PROBLEM STATEMENT: Transcribe the records that follow, preserving every word.

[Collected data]
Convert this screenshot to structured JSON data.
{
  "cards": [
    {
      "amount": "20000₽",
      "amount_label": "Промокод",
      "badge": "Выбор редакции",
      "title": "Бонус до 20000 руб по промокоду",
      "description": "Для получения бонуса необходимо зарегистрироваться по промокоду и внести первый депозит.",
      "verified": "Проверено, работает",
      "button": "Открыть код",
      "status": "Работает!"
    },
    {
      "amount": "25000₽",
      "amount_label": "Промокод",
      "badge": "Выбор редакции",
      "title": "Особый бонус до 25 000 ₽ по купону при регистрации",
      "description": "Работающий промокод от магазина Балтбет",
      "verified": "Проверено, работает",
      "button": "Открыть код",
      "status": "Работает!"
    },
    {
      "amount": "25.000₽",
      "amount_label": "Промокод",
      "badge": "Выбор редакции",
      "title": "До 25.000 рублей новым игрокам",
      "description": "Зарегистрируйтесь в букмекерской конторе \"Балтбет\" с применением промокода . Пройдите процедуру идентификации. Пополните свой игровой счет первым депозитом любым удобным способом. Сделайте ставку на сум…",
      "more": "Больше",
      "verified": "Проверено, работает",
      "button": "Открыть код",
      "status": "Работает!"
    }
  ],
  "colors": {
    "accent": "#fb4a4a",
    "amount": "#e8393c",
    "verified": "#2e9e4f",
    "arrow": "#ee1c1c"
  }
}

REPLY:
Convert this screenshot to structured JSON data.
{
  "cards": [
    {
      "amount": "20000₽",
      "amount_label": "Промокод",
      "badge": "Выбор редакции",
      "title": "Бонус до 20000 руб по промокоду",
      "description": "Для получения бонуса необходимо зарегистрироваться по промокоду и внести первый депозит.",
      "verified": "Проверено, работает",
      "button": "Открыть код",
      "status": "Работает!"
    },
    {
      "amount": "25000₽",
      "amount_label": "Промокод",
      "badge": "Выбор редакции",
      "title": "Особый бонус до 25 000 ₽ по купону при регистрации",
      "description": "Работающий промокод от магазина Балтбет",
      "verified": "Проверено, работает",
      "button": "Открыть код",
      "status": "Работает!"
    },
    {
      "amount": "25.000₽",
      "amount_label": "Промокод",
      "badge": "Выбор редакции",
      "title": "До 25.000 рублей новым игрокам",
      "description": "Зарегистрируйтесь в букмекерской конторе \"Балтбет\" с применением промокода . Пройдите процедуру идентификации. Пополните свой игровой счет первым депозитом любым удобным способом. Сделайте ставку на сум…",
      "more": "Больше",
      "verified": "Проверено, работает",
      "button": "Открыть код",
      "status": "Работает!"
    }
  ],
  "colors": {
    "accent": "#fb4a4a",
    "amount": "#e8393c",
    "verified": "#2e9e4f",
    "arrow": "#ee1c1c"
  }
}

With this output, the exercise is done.